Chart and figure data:
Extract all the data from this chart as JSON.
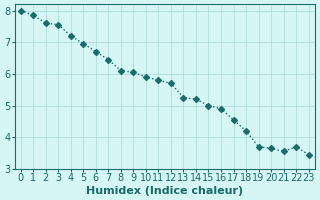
{
  "x": [
    0,
    1,
    2,
    3,
    4,
    5,
    6,
    7,
    8,
    9,
    10,
    11,
    12,
    13,
    14,
    15,
    16,
    17,
    18,
    19,
    20,
    21,
    22,
    23
  ],
  "y": [
    8.0,
    7.85,
    7.6,
    7.55,
    7.2,
    6.95,
    6.7,
    6.45,
    6.1,
    6.05,
    5.9,
    5.8,
    5.7,
    5.25,
    5.2,
    5.0,
    4.9,
    4.55,
    4.2,
    3.7,
    3.65,
    3.55,
    3.7,
    3.45
  ],
  "line_color": "#1a6b6b",
  "marker": "D",
  "marker_size": 3,
  "bg_color": "#d6f5f5",
  "grid_color": "#b0dede",
  "xlabel": "Humidex (Indice chaleur)",
  "xlabel_fontsize": 8,
  "tick_fontsize": 7,
  "ylim": [
    3,
    8.2
  ],
  "yticks": [
    3,
    4,
    5,
    6,
    7,
    8
  ],
  "xlim": [
    -0.5,
    23.5
  ]
}
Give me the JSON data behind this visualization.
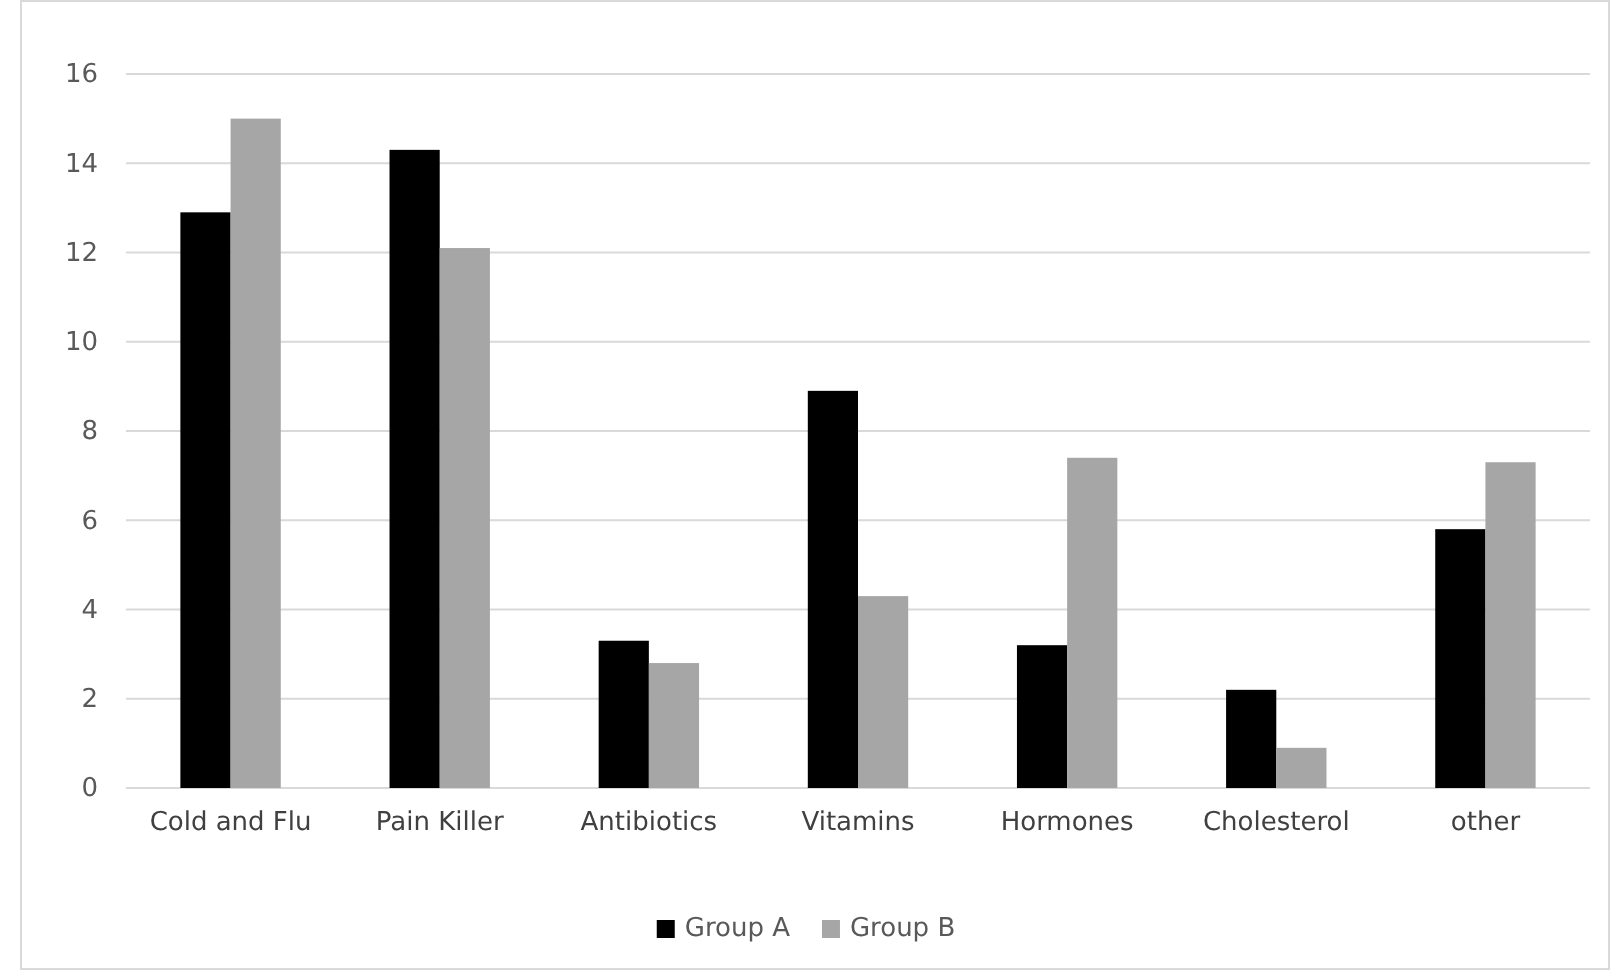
{
  "chart_data": {
    "type": "bar",
    "categories": [
      "Cold and Flu",
      "Pain Killer",
      "Antibiotics",
      "Vitamins",
      "Hormones",
      "Cholesterol",
      "other"
    ],
    "series": [
      {
        "name": "Group A",
        "color": "#000000",
        "values": [
          12.9,
          14.3,
          3.3,
          8.9,
          3.2,
          2.2,
          5.8
        ]
      },
      {
        "name": "Group B",
        "color": "#a6a6a6",
        "values": [
          15.0,
          12.1,
          2.8,
          4.3,
          7.4,
          0.9,
          7.3
        ]
      }
    ],
    "ylim": [
      0,
      16
    ],
    "yticks": [
      0,
      2,
      4,
      6,
      8,
      10,
      12,
      14,
      16
    ],
    "grid": "y",
    "legend": "bottom"
  }
}
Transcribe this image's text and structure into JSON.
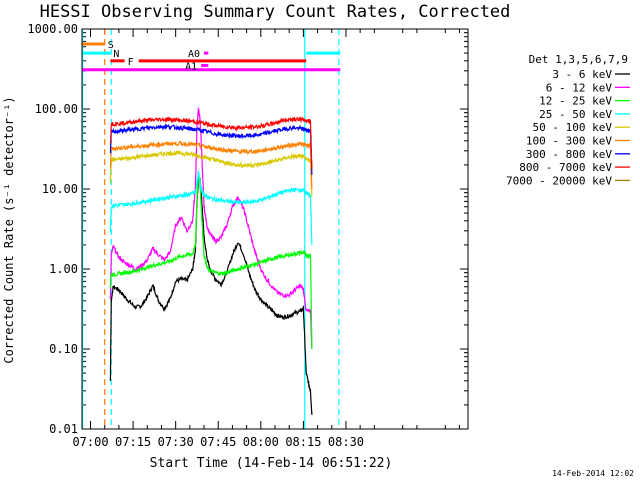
{
  "chart_data": {
    "type": "line",
    "title": "HESSI Observing Summary Count Rates, Corrected",
    "xlabel": "Start Time (14-Feb-14 06:51:22)",
    "ylabel": "Corrected Count Rate (s⁻¹ detector⁻¹)",
    "yscale": "log",
    "ylim": [
      0.01,
      1000
    ],
    "xlim_minutes": [
      -3,
      133
    ],
    "y_tick_labels": [
      "1000.00",
      "100.00",
      "10.00",
      "1.00",
      "0.10",
      "0.01"
    ],
    "x_tick_labels": [
      {
        "label": "07:00",
        "t": 0
      },
      {
        "label": "07:15",
        "t": 15
      },
      {
        "label": "07:30",
        "t": 30
      },
      {
        "label": "07:45",
        "t": 45
      },
      {
        "label": "08:00",
        "t": 60
      },
      {
        "label": "08:15",
        "t": 75
      },
      {
        "label": "08:30",
        "t": 90
      }
    ],
    "legend_title": "Det 1,3,5,6,7,9",
    "legend_placement": "right",
    "series": [
      {
        "name": "3 - 6 keV",
        "color": "#000000",
        "x": [
          7,
          7.3,
          8,
          10,
          12,
          14,
          16,
          18,
          20,
          22,
          24,
          26,
          28,
          30,
          32,
          34,
          36,
          37,
          37.5,
          38,
          38.5,
          39,
          39.5,
          40,
          41,
          42,
          44,
          46,
          48,
          50,
          52,
          54,
          56,
          58,
          60,
          62,
          64,
          66,
          68,
          70,
          72,
          74,
          75,
          76,
          77,
          77.5,
          78
        ],
        "y": [
          0.04,
          0.4,
          0.6,
          0.55,
          0.45,
          0.38,
          0.33,
          0.35,
          0.45,
          0.62,
          0.4,
          0.32,
          0.42,
          0.7,
          0.75,
          0.72,
          1.0,
          1.8,
          7,
          13,
          14,
          9,
          5,
          2.5,
          1.4,
          1.0,
          0.75,
          0.65,
          0.9,
          1.5,
          2.2,
          1.5,
          0.85,
          0.55,
          0.42,
          0.35,
          0.3,
          0.26,
          0.25,
          0.26,
          0.28,
          0.3,
          0.32,
          0.05,
          0.035,
          0.03,
          0.015
        ]
      },
      {
        "name": "6 - 12 keV",
        "color": "#ff00ff",
        "x": [
          7,
          7.3,
          8,
          10,
          12,
          14,
          16,
          18,
          20,
          22,
          24,
          26,
          28,
          30,
          32,
          34,
          36,
          37,
          37.5,
          38,
          38.5,
          39,
          39.5,
          40,
          41,
          42,
          44,
          46,
          48,
          50,
          52,
          54,
          56,
          58,
          60,
          62,
          64,
          66,
          68,
          70,
          72,
          74,
          75,
          76,
          77,
          77.5,
          78
        ],
        "y": [
          0.4,
          1.5,
          1.9,
          1.4,
          1.2,
          1.1,
          1.0,
          1.1,
          1.3,
          1.8,
          1.5,
          1.3,
          1.6,
          3.5,
          4.5,
          3,
          4,
          11,
          60,
          100,
          80,
          40,
          15,
          6,
          3.5,
          2.8,
          2.2,
          2.5,
          3.5,
          6,
          8,
          5.5,
          3,
          1.6,
          1.0,
          0.75,
          0.6,
          0.5,
          0.47,
          0.47,
          0.55,
          0.62,
          0.55,
          0.3,
          0.3,
          0.3,
          0.1
        ]
      },
      {
        "name": "12 - 25 keV",
        "color": "#00ff00",
        "x": [
          7,
          7.3,
          8,
          10,
          12,
          14,
          16,
          18,
          20,
          22,
          24,
          26,
          28,
          30,
          32,
          34,
          36,
          37,
          37.5,
          38,
          38.5,
          39,
          39.5,
          40,
          41,
          42,
          44,
          46,
          48,
          50,
          52,
          54,
          56,
          58,
          60,
          62,
          64,
          66,
          68,
          70,
          72,
          74,
          75,
          76,
          77,
          77.5,
          78
        ],
        "y": [
          0.6,
          0.85,
          0.85,
          0.87,
          0.9,
          0.92,
          0.95,
          1.0,
          1.05,
          1.1,
          1.15,
          1.2,
          1.25,
          1.35,
          1.45,
          1.5,
          1.55,
          2,
          8,
          16,
          12,
          6,
          3,
          1.5,
          1.05,
          0.95,
          0.9,
          0.88,
          0.9,
          0.95,
          1.0,
          1.05,
          1.1,
          1.15,
          1.2,
          1.28,
          1.35,
          1.4,
          1.45,
          1.5,
          1.55,
          1.6,
          1.6,
          1.5,
          1.45,
          1.5,
          0.1
        ]
      },
      {
        "name": "25 - 50 keV",
        "color": "#00ffff",
        "x": [
          7,
          7.3,
          8,
          10,
          12,
          14,
          16,
          18,
          20,
          22,
          24,
          26,
          28,
          30,
          32,
          34,
          36,
          37,
          37.5,
          38,
          38.5,
          39,
          39.5,
          40,
          41,
          42,
          44,
          46,
          48,
          50,
          52,
          54,
          56,
          58,
          60,
          62,
          64,
          66,
          68,
          70,
          72,
          74,
          75,
          76,
          77,
          77.5,
          78
        ],
        "y": [
          3,
          6,
          6.2,
          6.3,
          6.4,
          6.5,
          6.7,
          6.9,
          7.1,
          7.3,
          7.5,
          7.7,
          7.9,
          8.1,
          8.3,
          8.5,
          8.8,
          9,
          12,
          16,
          13,
          10,
          9,
          8.5,
          8,
          7.7,
          7.4,
          7.2,
          7.0,
          6.9,
          6.8,
          6.8,
          6.9,
          7.0,
          7.3,
          7.7,
          8.2,
          8.7,
          9.2,
          9.6,
          9.8,
          9.7,
          9.5,
          9.0,
          8.5,
          8.0,
          2
        ]
      },
      {
        "name": "50 - 100 keV",
        "color": "#d8c800",
        "x": [
          7,
          7.3,
          8,
          10,
          12,
          14,
          16,
          18,
          20,
          22,
          24,
          26,
          28,
          30,
          32,
          34,
          36,
          38,
          40,
          42,
          44,
          46,
          48,
          50,
          52,
          54,
          56,
          58,
          60,
          62,
          64,
          66,
          68,
          70,
          72,
          74,
          75,
          76,
          77,
          77.5,
          78
        ],
        "y": [
          12,
          23,
          23,
          23.5,
          24,
          24.5,
          25,
          25.5,
          26,
          26.5,
          27,
          27.5,
          28,
          28,
          28,
          27.5,
          27,
          26,
          25,
          24,
          23,
          22,
          21,
          20.5,
          20,
          19.8,
          19.8,
          20,
          20.5,
          21,
          22,
          23,
          24,
          25,
          25.5,
          25.5,
          25,
          24,
          23,
          22,
          8
        ]
      },
      {
        "name": "100 - 300 keV",
        "color": "#ff8000",
        "x": [
          7,
          7.3,
          8,
          10,
          12,
          14,
          16,
          18,
          20,
          22,
          24,
          26,
          28,
          30,
          32,
          34,
          36,
          38,
          40,
          42,
          44,
          46,
          48,
          50,
          52,
          54,
          56,
          58,
          60,
          62,
          64,
          66,
          68,
          70,
          72,
          74,
          75,
          76,
          77,
          77.5,
          78
        ],
        "y": [
          18,
          32,
          32,
          32.5,
          33,
          33.5,
          34,
          34.5,
          35,
          35.5,
          36,
          36.5,
          37,
          37,
          37,
          36.5,
          36,
          35,
          34,
          33,
          32,
          31,
          30.5,
          30,
          29.5,
          29.3,
          29.3,
          29.5,
          30,
          31,
          32,
          33,
          34,
          35,
          36,
          36.5,
          36,
          35.5,
          35,
          34,
          10
        ]
      },
      {
        "name": "300 - 800 keV",
        "color": "#0000ff",
        "x": [
          7,
          7.3,
          8,
          10,
          12,
          14,
          16,
          18,
          20,
          22,
          24,
          26,
          28,
          30,
          32,
          34,
          36,
          38,
          40,
          42,
          44,
          46,
          48,
          50,
          52,
          54,
          56,
          58,
          60,
          62,
          64,
          66,
          68,
          70,
          72,
          74,
          75,
          76,
          77,
          77.5,
          78
        ],
        "y": [
          28,
          52,
          52,
          53,
          54,
          55,
          56,
          57,
          58,
          59,
          60,
          60,
          60,
          59,
          58,
          57,
          56,
          55,
          53,
          51,
          49,
          48,
          47,
          46.5,
          46,
          46,
          46.5,
          47,
          48,
          50,
          52,
          54,
          56,
          57.5,
          58,
          57,
          56,
          55,
          54,
          53,
          15
        ]
      },
      {
        "name": "800 - 7000 keV",
        "color": "#ff0000",
        "x": [
          7,
          7.3,
          8,
          10,
          12,
          14,
          16,
          18,
          20,
          22,
          24,
          26,
          28,
          30,
          32,
          34,
          36,
          38,
          40,
          42,
          44,
          46,
          48,
          50,
          52,
          54,
          56,
          58,
          60,
          62,
          64,
          66,
          68,
          70,
          72,
          74,
          75,
          76,
          77,
          77.5,
          78
        ],
        "y": [
          35,
          65,
          65,
          66,
          67,
          68,
          70,
          71,
          72,
          73,
          74,
          74,
          74,
          73,
          72,
          71,
          70,
          68,
          66,
          64,
          62,
          61,
          60,
          59,
          58.5,
          58.5,
          59,
          60,
          61,
          63,
          66,
          69,
          72,
          74,
          75,
          74,
          73,
          72,
          71,
          70,
          18
        ]
      },
      {
        "name": "7000 - 20000 keV",
        "color": "#a08000",
        "x": [],
        "y": []
      }
    ],
    "attenuator_states": [
      {
        "label": "A0",
        "color": "#ff00ff",
        "t_start": 40,
        "t_end": 41.5,
        "level": 500
      },
      {
        "label": "A1",
        "color": "#ff00ff",
        "t_start": 39,
        "t_end": 41.5,
        "level": 350
      }
    ],
    "flag_bars": [
      {
        "label": "S",
        "color": "#ff7f00",
        "segments": [
          [
            -3,
            5
          ]
        ],
        "level": 650
      },
      {
        "label": "N",
        "color": "#00ffff",
        "segments": [
          [
            -3,
            7
          ],
          [
            76,
            88
          ]
        ],
        "level": 500
      },
      {
        "label": "F",
        "color": "#ff0000",
        "segments": [
          [
            7,
            12
          ],
          [
            17,
            76
          ]
        ],
        "level": 400
      },
      {
        "label": "",
        "color": "#ff00ff",
        "segments": [
          [
            -3,
            88
          ]
        ],
        "level": 310
      }
    ],
    "vlines": [
      {
        "t": 5,
        "color": "#ff7f00",
        "style": "dashed"
      },
      {
        "t": 7.3,
        "color": "#00ffff",
        "style": "dashed"
      },
      {
        "t": 75.5,
        "color": "#00ffff",
        "style": "solid"
      },
      {
        "t": 87.5,
        "color": "#00ffff",
        "style": "dashed"
      },
      {
        "t": -2.8,
        "color": "#00ffff",
        "style": "solid"
      }
    ],
    "grid": false
  },
  "footer": {
    "timestamp": "14-Feb-2014 12:02"
  }
}
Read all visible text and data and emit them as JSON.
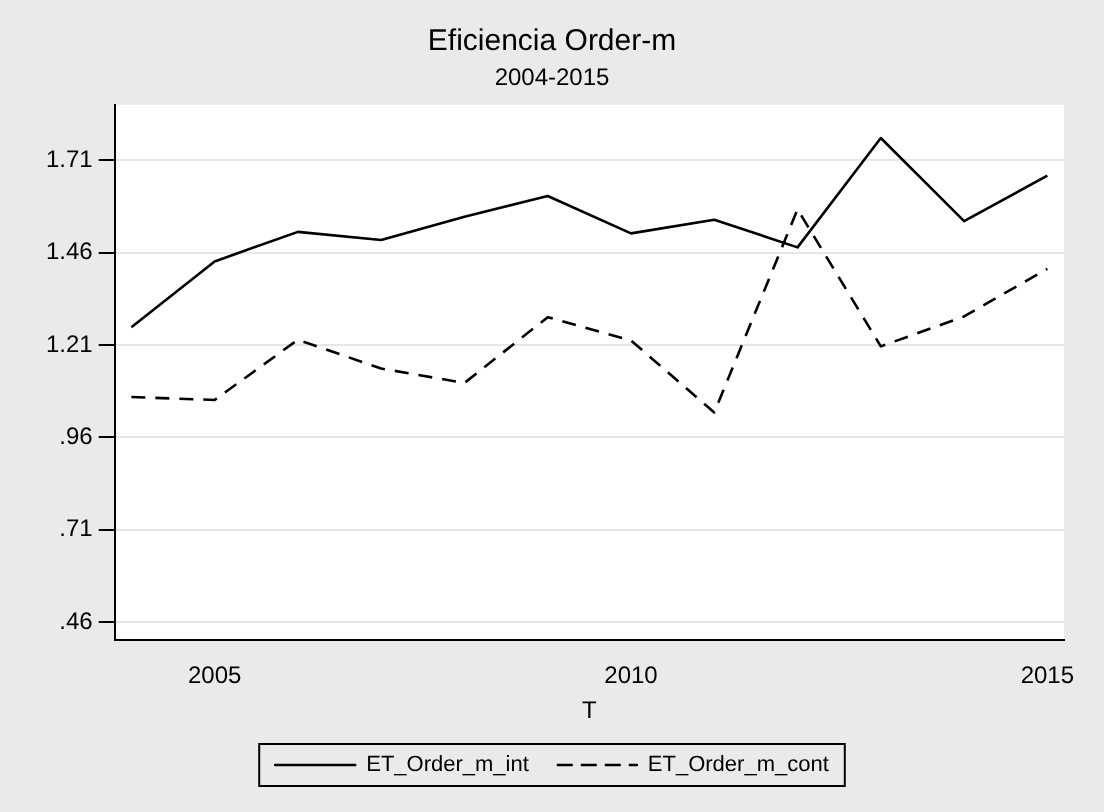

> _What you need to do_
Look through the entries above; copy each line where the string "Count" appears.

> _Final answer_
    "title": "HESSI Observing Summary Count Rates, Corrected",
    "ylabel": "Corrected Count Rate (s⁻¹ detector⁻¹)",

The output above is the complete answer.